* **Job**
Reproduce all of the material word for word.

Extracted data entries:
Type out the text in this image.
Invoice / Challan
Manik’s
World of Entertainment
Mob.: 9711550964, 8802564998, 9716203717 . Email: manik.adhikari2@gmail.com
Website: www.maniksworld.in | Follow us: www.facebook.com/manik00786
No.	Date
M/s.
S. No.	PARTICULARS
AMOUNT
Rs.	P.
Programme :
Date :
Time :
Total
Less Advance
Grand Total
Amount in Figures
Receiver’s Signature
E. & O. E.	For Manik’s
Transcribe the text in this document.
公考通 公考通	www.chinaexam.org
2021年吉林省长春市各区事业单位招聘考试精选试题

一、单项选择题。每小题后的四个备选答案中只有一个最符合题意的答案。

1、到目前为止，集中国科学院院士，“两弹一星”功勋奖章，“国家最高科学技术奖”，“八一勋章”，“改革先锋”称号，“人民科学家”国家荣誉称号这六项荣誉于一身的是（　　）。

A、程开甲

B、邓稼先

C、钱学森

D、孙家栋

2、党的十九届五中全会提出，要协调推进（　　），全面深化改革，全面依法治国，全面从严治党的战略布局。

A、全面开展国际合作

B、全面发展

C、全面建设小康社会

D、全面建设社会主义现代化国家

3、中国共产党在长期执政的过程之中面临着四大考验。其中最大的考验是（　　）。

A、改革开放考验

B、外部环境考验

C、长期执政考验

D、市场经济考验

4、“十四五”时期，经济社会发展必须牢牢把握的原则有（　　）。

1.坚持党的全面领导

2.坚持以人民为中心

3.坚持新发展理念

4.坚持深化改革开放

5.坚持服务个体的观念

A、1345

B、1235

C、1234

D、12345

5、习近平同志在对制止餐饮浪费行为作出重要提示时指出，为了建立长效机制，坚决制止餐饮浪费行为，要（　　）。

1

* **Task result**
Type out the text in this image.
Invoice / Challan
Manik’s
World of Entertainment
Mob.: 9711550964, 8802564998, 9716203717 . Email: manik.adhikari2@gmail.com
Website: www.maniksworld.in | Follow us: www.facebook.com/manik00786
No.	Date
M/s.
S. No.	PARTICULARS
AMOUNT
Rs.	P.
Programme :
Date :
Time :
Total
Less Advance
Grand Total
Amount in Figures
Receiver’s Signature
E. & O. E.	For Manik’s
Transcribe the text in this document.
公考通 公考通	www.chinaexam.org
2021年吉林省长春市各区事业单位招聘考试精选试题

一、单项选择题。每小题后的四个备选答案中只有一个最符合题意的答案。

1、到目前为止，集中国科学院院士，“两弹一星”功勋奖章，“国家最高科学技术奖”，“八一勋章”，“改革先锋”称号，“人民科学家”国家荣誉称号这六项荣誉于一身的是（　　）。

A、程开甲

B、邓稼先

C、钱学森

D、孙家栋

2、党的十九届五中全会提出，要协调推进（　　），全面深化改革，全面依法治国，全面从严治党的战略布局。

A、全面开展国际合作

B、全面发展

C、全面建设小康社会

D、全面建设社会主义现代化国家

3、中国共产党在长期执政的过程之中面临着四大考验。其中最大的考验是（　　）。

A、改革开放考验

B、外部环境考验

C、长期执政考验

D、市场经济考验

4、“十四五”时期，经济社会发展必须牢牢把握的原则有（　　）。

1.坚持党的全面领导

2.坚持以人民为中心

3.坚持新发展理念

4.坚持深化改革开放

5.坚持服务个体的观念

A、1345

B、1235

C、1234

D、12345

5、习近平同志在对制止餐饮浪费行为作出重要提示时指出，为了建立长效机制，坚决制止餐饮浪费行为，要（　　）。

1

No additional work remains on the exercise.